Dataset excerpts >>
= = = = = = =

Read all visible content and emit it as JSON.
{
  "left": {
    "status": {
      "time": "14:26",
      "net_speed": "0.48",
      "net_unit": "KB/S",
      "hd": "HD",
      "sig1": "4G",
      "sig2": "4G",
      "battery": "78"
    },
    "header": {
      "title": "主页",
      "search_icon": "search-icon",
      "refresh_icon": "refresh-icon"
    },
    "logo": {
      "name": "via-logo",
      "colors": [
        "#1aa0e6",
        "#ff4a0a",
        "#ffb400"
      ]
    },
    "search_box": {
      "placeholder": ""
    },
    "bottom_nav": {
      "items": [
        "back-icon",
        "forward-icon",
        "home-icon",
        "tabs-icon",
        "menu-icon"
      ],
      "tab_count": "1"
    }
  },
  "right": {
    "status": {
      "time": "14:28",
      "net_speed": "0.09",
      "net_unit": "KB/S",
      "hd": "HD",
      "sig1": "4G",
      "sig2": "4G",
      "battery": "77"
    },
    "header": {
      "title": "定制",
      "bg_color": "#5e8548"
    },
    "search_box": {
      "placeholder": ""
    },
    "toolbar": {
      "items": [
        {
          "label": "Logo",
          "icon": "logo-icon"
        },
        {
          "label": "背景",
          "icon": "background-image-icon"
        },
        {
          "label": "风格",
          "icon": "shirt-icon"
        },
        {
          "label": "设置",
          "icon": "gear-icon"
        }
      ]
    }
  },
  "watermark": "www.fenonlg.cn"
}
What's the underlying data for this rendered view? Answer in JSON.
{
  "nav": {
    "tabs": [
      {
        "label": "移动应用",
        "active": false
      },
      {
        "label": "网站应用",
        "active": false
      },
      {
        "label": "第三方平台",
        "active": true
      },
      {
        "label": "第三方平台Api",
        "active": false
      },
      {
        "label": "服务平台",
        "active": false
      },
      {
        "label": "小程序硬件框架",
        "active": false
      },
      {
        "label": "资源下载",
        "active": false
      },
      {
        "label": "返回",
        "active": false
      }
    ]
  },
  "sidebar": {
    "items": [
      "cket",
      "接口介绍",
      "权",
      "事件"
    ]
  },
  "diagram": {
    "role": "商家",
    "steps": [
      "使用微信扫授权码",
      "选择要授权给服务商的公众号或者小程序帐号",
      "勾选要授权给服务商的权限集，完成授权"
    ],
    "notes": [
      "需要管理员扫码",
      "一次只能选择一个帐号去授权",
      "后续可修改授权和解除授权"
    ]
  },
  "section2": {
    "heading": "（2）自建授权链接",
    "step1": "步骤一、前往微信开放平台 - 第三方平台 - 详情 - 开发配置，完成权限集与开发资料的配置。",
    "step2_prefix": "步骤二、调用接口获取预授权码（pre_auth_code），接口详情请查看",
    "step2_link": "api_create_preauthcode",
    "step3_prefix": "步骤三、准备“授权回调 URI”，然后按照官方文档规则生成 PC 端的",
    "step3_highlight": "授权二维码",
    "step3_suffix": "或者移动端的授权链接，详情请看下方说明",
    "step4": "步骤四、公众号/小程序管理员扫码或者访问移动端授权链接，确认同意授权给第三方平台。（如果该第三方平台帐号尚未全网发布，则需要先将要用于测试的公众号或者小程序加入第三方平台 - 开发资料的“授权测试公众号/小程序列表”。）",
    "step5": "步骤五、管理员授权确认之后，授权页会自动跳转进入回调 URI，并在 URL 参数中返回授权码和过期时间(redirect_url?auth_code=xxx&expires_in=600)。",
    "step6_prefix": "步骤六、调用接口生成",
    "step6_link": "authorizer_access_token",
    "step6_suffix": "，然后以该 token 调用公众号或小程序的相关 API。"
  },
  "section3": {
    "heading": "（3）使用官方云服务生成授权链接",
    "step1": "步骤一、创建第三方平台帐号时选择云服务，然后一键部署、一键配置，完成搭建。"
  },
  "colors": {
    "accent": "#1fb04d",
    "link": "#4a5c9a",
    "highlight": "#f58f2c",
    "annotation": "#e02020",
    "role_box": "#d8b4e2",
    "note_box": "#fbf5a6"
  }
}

= = = = = = =

Stated task >> Write the data out again in full and exactly.

Written solution >>
Read all visible content and emit it as JSON.
{
  "left": {
    "status": {
      "time": "14:26",
      "net_speed": "0.48",
      "net_unit": "KB/S",
      "hd": "HD",
      "sig1": "4G",
      "sig2": "4G",
      "battery": "78"
    },
    "header": {
      "title": "主页",
      "search_icon": "search-icon",
      "refresh_icon": "refresh-icon"
    },
    "logo": {
      "name": "via-logo",
      "colors": [
        "#1aa0e6",
        "#ff4a0a",
        "#ffb400"
      ]
    },
    "search_box": {
      "placeholder": ""
    },
    "bottom_nav": {
      "items": [
        "back-icon",
        "forward-icon",
        "home-icon",
        "tabs-icon",
        "menu-icon"
      ],
      "tab_count": "1"
    }
  },
  "right": {
    "status": {
      "time": "14:28",
      "net_speed": "0.09",
      "net_unit": "KB/S",
      "hd": "HD",
      "sig1": "4G",
      "sig2": "4G",
      "battery": "77"
    },
    "header": {
      "title": "定制",
      "bg_color": "#5e8548"
    },
    "search_box": {
      "placeholder": ""
    },
    "toolbar": {
      "items": [
        {
          "label": "Logo",
          "icon": "logo-icon"
        },
        {
          "label": "背景",
          "icon": "background-image-icon"
        },
        {
          "label": "风格",
          "icon": "shirt-icon"
        },
        {
          "label": "设置",
          "icon": "gear-icon"
        }
      ]
    }
  },
  "watermark": "www.fenonlg.cn"
}
What's the underlying data for this rendered view? Answer in JSON.
{
  "nav": {
    "tabs": [
      {
        "label": "移动应用",
        "active": false
      },
      {
        "label": "网站应用",
        "active": false
      },
      {
        "label": "第三方平台",
        "active": true
      },
      {
        "label": "第三方平台Api",
        "active": false
      },
      {
        "label": "服务平台",
        "active": false
      },
      {
        "label": "小程序硬件框架",
        "active": false
      },
      {
        "label": "资源下载",
        "active": false
      },
      {
        "label": "返回",
        "active": false
      }
    ]
  },
  "sidebar": {
    "items": [
      "cket",
      "接口介绍",
      "权",
      "事件"
    ]
  },
  "diagram": {
    "role": "商家",
    "steps": [
      "使用微信扫授权码",
      "选择要授权给服务商的公众号或者小程序帐号",
      "勾选要授权给服务商的权限集，完成授权"
    ],
    "notes": [
      "需要管理员扫码",
      "一次只能选择一个帐号去授权",
      "后续可修改授权和解除授权"
    ]
  },
  "section2": {
    "heading": "（2）自建授权链接",
    "step1": "步骤一、前往微信开放平台 - 第三方平台 - 详情 - 开发配置，完成权限集与开发资料的配置。",
    "step2_prefix": "步骤二、调用接口获取预授权码（pre_auth_code），接口详情请查看",
    "step2_link": "api_create_preauthcode",
    "step3_prefix": "步骤三、准备“授权回调 URI”，然后按照官方文档规则生成 PC 端的",
    "step3_highlight": "授权二维码",
    "step3_suffix": "或者移动端的授权链接，详情请看下方说明",
    "step4": "步骤四、公众号/小程序管理员扫码或者访问移动端授权链接，确认同意授权给第三方平台。（如果该第三方平台帐号尚未全网发布，则需要先将要用于测试的公众号或者小程序加入第三方平台 - 开发资料的“授权测试公众号/小程序列表”。）",
    "step5": "步骤五、管理员授权确认之后，授权页会自动跳转进入回调 URI，并在 URL 参数中返回授权码和过期时间(redirect_url?auth_code=xxx&expires_in=600)。",
    "step6_prefix": "步骤六、调用接口生成",
    "step6_link": "authorizer_access_token",
    "step6_suffix": "，然后以该 token 调用公众号或小程序的相关 API。"
  },
  "section3": {
    "heading": "（3）使用官方云服务生成授权链接",
    "step1": "步骤一、创建第三方平台帐号时选择云服务，然后一键部署、一键配置，完成搭建。"
  },
  "colors": {
    "accent": "#1fb04d",
    "link": "#4a5c9a",
    "highlight": "#f58f2c",
    "annotation": "#e02020",
    "role_box": "#d8b4e2",
    "note_box": "#fbf5a6"
  }
}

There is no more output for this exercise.